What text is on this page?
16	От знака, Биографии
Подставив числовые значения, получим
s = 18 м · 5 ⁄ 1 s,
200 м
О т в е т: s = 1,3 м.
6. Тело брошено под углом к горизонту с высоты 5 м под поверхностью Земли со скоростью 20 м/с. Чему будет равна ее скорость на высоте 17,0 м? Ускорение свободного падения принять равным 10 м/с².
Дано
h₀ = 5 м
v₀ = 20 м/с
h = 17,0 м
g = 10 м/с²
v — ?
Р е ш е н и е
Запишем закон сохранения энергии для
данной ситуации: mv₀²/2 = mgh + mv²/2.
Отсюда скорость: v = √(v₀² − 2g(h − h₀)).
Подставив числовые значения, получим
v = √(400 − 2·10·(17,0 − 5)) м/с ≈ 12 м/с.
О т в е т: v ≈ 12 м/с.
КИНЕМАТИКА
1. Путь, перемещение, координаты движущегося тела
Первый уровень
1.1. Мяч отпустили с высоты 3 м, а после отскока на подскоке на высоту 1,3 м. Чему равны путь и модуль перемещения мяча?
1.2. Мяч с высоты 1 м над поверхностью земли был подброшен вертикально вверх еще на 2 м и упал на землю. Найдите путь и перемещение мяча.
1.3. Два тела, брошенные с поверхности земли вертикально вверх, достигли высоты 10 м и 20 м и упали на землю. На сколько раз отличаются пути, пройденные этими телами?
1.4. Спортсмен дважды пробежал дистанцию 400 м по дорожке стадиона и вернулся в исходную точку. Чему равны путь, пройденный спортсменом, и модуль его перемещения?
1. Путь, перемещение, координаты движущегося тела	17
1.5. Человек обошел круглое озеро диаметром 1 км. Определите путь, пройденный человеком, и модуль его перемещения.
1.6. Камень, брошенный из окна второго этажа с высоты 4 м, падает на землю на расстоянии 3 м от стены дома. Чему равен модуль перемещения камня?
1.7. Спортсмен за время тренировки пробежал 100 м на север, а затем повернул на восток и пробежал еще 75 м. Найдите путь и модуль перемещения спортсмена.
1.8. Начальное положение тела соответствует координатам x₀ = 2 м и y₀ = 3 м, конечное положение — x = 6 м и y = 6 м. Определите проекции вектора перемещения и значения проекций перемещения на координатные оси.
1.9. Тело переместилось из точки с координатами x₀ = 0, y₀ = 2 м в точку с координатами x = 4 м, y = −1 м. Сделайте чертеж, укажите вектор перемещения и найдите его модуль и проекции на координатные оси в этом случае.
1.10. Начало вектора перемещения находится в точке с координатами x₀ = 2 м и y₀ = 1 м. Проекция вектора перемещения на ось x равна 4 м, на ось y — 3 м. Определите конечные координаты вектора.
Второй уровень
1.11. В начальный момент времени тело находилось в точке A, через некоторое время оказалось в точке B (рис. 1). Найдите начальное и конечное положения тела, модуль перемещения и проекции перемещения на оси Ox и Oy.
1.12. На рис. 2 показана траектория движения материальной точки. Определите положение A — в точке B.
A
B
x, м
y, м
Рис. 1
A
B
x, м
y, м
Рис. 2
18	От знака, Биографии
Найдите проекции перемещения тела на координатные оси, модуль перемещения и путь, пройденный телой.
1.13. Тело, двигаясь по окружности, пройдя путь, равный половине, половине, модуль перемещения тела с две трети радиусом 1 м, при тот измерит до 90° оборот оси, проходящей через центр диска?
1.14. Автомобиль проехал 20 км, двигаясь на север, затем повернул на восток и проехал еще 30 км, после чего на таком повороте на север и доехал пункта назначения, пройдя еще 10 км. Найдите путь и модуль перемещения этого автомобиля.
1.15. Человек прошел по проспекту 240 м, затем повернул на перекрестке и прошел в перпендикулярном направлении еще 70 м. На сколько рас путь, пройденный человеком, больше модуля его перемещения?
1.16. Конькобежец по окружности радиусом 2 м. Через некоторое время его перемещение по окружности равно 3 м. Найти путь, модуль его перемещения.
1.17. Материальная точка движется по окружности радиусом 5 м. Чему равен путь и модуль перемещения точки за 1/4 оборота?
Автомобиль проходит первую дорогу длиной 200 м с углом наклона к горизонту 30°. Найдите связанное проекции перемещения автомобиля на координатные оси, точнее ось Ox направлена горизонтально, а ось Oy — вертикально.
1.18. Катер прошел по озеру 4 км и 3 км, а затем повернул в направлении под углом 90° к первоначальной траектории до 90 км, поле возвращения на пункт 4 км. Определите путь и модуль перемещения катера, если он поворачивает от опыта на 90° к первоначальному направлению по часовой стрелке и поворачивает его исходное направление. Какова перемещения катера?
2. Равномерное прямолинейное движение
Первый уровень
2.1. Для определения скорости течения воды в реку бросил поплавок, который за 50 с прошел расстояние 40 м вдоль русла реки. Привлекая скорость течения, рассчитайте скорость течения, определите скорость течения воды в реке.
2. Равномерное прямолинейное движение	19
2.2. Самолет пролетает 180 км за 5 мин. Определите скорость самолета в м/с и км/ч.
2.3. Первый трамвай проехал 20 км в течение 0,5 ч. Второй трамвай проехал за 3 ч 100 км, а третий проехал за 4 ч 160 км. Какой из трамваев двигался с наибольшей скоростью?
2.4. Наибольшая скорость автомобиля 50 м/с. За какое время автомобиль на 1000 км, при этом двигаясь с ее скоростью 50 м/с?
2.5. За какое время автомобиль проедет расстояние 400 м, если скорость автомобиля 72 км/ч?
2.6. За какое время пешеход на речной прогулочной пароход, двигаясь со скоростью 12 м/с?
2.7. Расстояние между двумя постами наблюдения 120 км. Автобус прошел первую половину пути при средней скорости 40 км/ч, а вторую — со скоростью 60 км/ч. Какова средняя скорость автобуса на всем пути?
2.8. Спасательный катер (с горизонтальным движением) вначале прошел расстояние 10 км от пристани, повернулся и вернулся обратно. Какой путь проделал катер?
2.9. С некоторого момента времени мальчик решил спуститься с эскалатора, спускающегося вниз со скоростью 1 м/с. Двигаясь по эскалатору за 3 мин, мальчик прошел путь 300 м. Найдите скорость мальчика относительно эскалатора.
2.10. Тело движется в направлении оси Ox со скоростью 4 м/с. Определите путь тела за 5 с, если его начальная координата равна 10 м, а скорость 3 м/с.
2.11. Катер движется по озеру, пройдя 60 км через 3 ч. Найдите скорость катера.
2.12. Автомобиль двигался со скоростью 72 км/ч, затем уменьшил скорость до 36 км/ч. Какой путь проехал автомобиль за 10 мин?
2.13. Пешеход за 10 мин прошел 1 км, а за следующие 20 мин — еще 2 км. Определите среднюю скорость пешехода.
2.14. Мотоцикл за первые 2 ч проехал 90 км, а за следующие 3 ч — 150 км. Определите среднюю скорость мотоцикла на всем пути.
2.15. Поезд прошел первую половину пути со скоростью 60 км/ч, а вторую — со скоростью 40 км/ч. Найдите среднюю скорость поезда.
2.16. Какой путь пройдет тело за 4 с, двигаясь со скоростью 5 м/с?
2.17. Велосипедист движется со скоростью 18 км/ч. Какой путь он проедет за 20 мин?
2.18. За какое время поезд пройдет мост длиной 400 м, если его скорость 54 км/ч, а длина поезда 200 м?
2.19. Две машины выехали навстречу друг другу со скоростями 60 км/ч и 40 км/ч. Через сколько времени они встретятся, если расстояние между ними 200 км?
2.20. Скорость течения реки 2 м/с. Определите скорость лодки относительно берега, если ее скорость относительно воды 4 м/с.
========
[What you need to do] Identify each line holding the string "точки", and copy it out.

[Finished task]
1.9. Тело переместилось из точки с координатами x₀ = 0, y₀ = 2 м в точку с координатами x = 4 м, y = −1 м. Сделайте чертеж, укажите вектор перемещения и найдите его модуль и проекции на координатные оси в этом случае.
1.12. На рис. 2 показана траектория движения материальной точки. Определите положение A — в точке B.
1.17. Материальная точка движется по окружности радиусом 5 м. Чему равен путь и модуль перемещения точки за 1/4 оборота?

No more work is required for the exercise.